TRECHO DO DOCUMENTO.
Vimos à público, consternados por dois acontecimentos ocorridos durante essa semana, e amplamente noticiados em nível nacional e internacional, ambos tendo como protagonistas sujeitos crianças ou adolescentes, que deveriam estar protegidos pelo Estado, de acordo com leis nacionais e tratados internacionais relativos aos direitos humanos.
Nos EUA, em Ursula, na cidade de McAllen, no Texas, constatou-se a presença de crianças e adolescentes separados de suas famílias, dormindo em celas e cobertas com folhas de papel. As cenas e áudios divulgados por agências oficiais de notícia revelam, inclusive, crianças muito pequenas, algumas ainda usando fraldas e sem falar, desesperadas e chorando copiosamente. As consequências psíquicas dessa situação são incalculáveis, mas não há como subestimar sua gravidade.
No Brasil, na favela da Maré, no Rio de Janeiro, estado que se encontra sob intervenção militar, o menino Marcus Vinícius fui sumariamente executado enquanto caminhava de mochila e vestindo a roupa da escola. Ele morreu de hemorragia após esperar por mais de uma hora a ambulância que foi impedida de entrar na comunidade.
Na Carta de Princípios da Internacional dos Fóruns do Campo Lacaniano encontramos que “serão especialmente de sua alçada as conexões com as práticas sociais e políticas que se confrontam com os sintomas de nossa época”. Ora, não há como não considerar a questão das migrações e a questão da infância como sintomas da nossa época.
Segundo a fundação ABRINQ, 30 crianças e adolescentes são assassinados por dia no Brasil e o número de mortos mais do que dobrou entre 1990 e 2015. Entidades defensoras dos direitos humanos reconhecem esses números como genocídio. Por outro lado, o relatório Global Trends aponta 65,3 milhões de pessoas deslocadas por guerra e conflitos até o final de 2015.
Lembremos ainda, no caso do Brasil, que o Artigo 4º do Estatuto da Criança e do Adolescente prevê que “é dever da família, da comunidade, da sociedade em geral e do poder público assegurar, com absoluta prioridade, a efetivação dos direitos referentes à vida, à saúde, à alimentação, à educação, ao esporte, ao lazer, à profissionalização, à cultura, à dignidade, ao respeito, à liberdade e à convivência familiar e comunitária.”

[Dados de análise do layout da página]
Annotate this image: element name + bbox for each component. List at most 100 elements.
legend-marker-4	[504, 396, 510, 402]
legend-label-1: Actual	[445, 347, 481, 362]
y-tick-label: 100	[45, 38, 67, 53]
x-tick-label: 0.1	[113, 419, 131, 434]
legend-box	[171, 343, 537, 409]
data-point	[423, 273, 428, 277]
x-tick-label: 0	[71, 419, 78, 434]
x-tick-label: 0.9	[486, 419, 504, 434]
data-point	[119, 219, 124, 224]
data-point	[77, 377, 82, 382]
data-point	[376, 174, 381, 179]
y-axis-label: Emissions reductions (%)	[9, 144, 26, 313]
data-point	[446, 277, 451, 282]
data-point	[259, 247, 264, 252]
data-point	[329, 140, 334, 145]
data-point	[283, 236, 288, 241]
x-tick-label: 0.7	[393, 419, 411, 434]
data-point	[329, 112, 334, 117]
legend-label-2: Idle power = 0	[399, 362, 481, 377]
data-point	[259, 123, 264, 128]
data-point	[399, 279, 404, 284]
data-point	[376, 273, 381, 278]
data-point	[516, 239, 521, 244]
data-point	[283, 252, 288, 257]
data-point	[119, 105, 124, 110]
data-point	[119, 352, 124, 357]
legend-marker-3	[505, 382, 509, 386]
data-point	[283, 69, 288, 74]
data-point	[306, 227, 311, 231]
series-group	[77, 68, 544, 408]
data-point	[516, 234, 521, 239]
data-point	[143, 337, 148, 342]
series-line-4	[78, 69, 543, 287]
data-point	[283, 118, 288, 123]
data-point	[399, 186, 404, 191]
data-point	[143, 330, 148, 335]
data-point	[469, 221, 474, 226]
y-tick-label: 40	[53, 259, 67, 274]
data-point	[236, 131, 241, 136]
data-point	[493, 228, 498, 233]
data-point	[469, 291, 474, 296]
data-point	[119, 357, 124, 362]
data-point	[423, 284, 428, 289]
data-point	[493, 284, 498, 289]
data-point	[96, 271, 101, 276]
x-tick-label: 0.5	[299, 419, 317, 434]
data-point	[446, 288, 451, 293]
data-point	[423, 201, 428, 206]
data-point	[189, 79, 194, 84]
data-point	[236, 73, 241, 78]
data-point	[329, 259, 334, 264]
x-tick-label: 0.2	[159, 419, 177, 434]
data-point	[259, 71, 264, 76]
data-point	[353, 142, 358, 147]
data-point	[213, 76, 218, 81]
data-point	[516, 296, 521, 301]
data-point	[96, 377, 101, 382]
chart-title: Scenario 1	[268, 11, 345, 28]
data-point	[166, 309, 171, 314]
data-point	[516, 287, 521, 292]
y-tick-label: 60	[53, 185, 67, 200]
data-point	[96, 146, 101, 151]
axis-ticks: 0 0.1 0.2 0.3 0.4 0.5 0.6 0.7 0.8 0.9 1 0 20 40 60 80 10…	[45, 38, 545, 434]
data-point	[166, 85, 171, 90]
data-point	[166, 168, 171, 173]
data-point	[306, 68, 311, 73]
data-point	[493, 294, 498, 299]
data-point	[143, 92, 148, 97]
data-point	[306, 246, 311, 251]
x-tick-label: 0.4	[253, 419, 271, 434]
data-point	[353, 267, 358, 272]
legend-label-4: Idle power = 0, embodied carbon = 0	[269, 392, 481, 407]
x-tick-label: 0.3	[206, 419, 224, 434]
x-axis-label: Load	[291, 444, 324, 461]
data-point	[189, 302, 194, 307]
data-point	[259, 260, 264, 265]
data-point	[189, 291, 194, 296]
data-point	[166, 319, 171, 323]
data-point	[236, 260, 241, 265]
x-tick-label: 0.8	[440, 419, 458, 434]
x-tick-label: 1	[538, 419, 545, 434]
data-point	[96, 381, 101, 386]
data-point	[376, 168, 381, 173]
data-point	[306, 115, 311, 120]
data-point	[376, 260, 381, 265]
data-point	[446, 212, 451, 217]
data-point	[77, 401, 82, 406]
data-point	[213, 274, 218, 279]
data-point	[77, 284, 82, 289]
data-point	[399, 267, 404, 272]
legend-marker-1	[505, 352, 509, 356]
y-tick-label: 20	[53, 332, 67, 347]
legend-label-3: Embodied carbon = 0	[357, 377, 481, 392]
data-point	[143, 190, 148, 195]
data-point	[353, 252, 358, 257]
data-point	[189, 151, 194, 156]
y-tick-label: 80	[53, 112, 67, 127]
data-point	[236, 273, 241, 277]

TAREFAS.
• a. De acordo com a fundação ABRINQ, citada no trecho do documento, quantas crianças e adolescentes são assassinados por dia no Brasil?
• b. Devolva a parte do trecho do documento que começa em “Nos EUA, em” e vai até “subestimar sua gravidade.”, incluindo estas últimas palavras.
Os registros constituem um material à parte.

RESPOSTAS ÀS TAREFAS.
• a. 30 crianças e adolescentes por dia.

• b.
Nos EUA, em Ursula, na cidade de McAllen, no Texas, constatou-se a presença de crianças e adolescentes separados de suas famílias, dormindo em celas e cobertas com folhas de papel. As cenas e áudios divulgados por agências oficiais de notícia revelam, inclusive, crianças muito pequenas, algumas ainda usando fraldas e sem falar, desesperadas e chorando copiosamente. As consequências psíquicas dessa situação são incalculáveis, mas não há como subestimar sua gravidade.